[Figure data in JSON]
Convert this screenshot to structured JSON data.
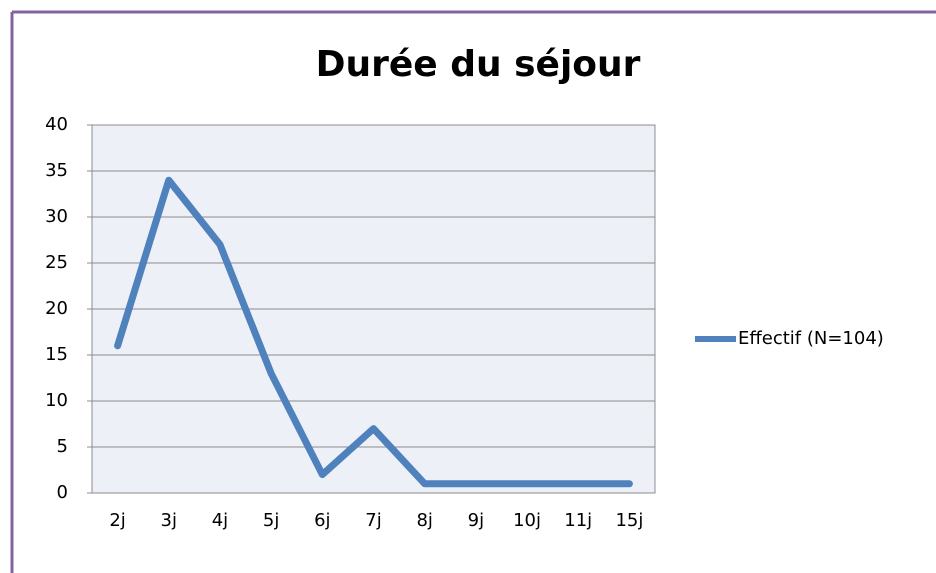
{
  "chart_data": {
    "type": "line",
    "title": "Durée du séjour",
    "categories": [
      "2j",
      "3j",
      "4j",
      "5j",
      "6j",
      "7j",
      "8j",
      "9j",
      "10j",
      "11j",
      "15j"
    ],
    "series": [
      {
        "name": "Effectif (N=104)",
        "color": "#4f81bd",
        "values": [
          16,
          34,
          27,
          13,
          2,
          7,
          1,
          1,
          1,
          1,
          1
        ]
      }
    ],
    "ylim": [
      0,
      40
    ],
    "yticks": [
      0,
      5,
      10,
      15,
      20,
      25,
      30,
      35,
      40
    ],
    "grid": true,
    "legend": "right"
  }
}
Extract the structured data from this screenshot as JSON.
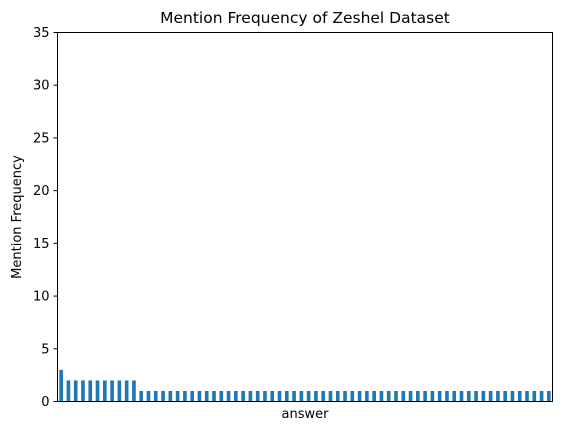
{
  "chart_data": {
    "type": "bar",
    "title": "Mention Frequency of Zeshel Dataset",
    "xlabel": "answer",
    "ylabel": "Mention Frequency",
    "ylim": [
      0,
      35
    ],
    "yticks": [
      "0",
      "5",
      "10",
      "15",
      "20",
      "25",
      "30",
      "35"
    ],
    "grid": false,
    "bar_color": "#1f77b4",
    "values": [
      3,
      2,
      2,
      2,
      2,
      2,
      2,
      2,
      2,
      2,
      2,
      1,
      1,
      1,
      1,
      1,
      1,
      1,
      1,
      1,
      1,
      1,
      1,
      1,
      1,
      1,
      1,
      1,
      1,
      1,
      1,
      1,
      1,
      1,
      1,
      1,
      1,
      1,
      1,
      1,
      1,
      1,
      1,
      1,
      1,
      1,
      1,
      1,
      1,
      1,
      1,
      1,
      1,
      1,
      1,
      1,
      1,
      1,
      1,
      1,
      1,
      1,
      1,
      1,
      1,
      1,
      1,
      1
    ]
  }
}
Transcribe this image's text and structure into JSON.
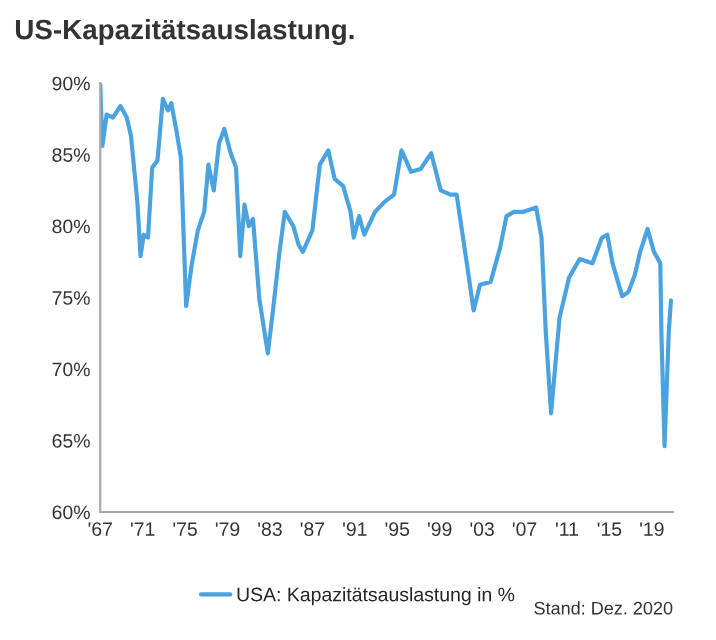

## [PROBLEM REQUIREMENTS]
Transcribe the full listing character for character. Pictures are excluded.

## [ANSWER TO THE TASK]
Convert this screenshot to structured JSON data.
{
  "chart_data": {
    "type": "line",
    "title": "Durée du séjour",
    "categories": [
      "2j",
      "3j",
      "4j",
      "5j",
      "6j",
      "7j",
      "8j",
      "9j",
      "10j",
      "11j",
      "15j"
    ],
    "series": [
      {
        "name": "Effectif (N=104)",
        "color": "#4f81bd",
        "values": [
          16,
          34,
          27,
          13,
          2,
          7,
          1,
          1,
          1,
          1,
          1
        ]
      }
    ],
    "ylim": [
      0,
      40
    ],
    "yticks": [
      0,
      5,
      10,
      15,
      20,
      25,
      30,
      35,
      40
    ],
    "grid": true,
    "legend": "right"
  }
}
Extract the structured data from this screenshot as JSON.
{
  "chart_data": {
    "type": "bar",
    "title": "Mention Frequency of Zeshel Dataset",
    "xlabel": "answer",
    "ylabel": "Mention Frequency",
    "ylim": [
      0,
      35
    ],
    "yticks": [
      "0",
      "5",
      "10",
      "15",
      "20",
      "25",
      "30",
      "35"
    ],
    "grid": false,
    "bar_color": "#1f77b4",
    "values": [
      3,
      2,
      2,
      2,
      2,
      2,
      2,
      2,
      2,
      2,
      2,
      1,
      1,
      1,
      1,
      1,
      1,
      1,
      1,
      1,
      1,
      1,
      1,
      1,
      1,
      1,
      1,
      1,
      1,
      1,
      1,
      1,
      1,
      1,
      1,
      1,
      1,
      1,
      1,
      1,
      1,
      1,
      1,
      1,
      1,
      1,
      1,
      1,
      1,
      1,
      1,
      1,
      1,
      1,
      1,
      1,
      1,
      1,
      1,
      1,
      1,
      1,
      1,
      1,
      1,
      1,
      1,
      1
    ]
  }
}
Transcribe this image's text and structure into JSON.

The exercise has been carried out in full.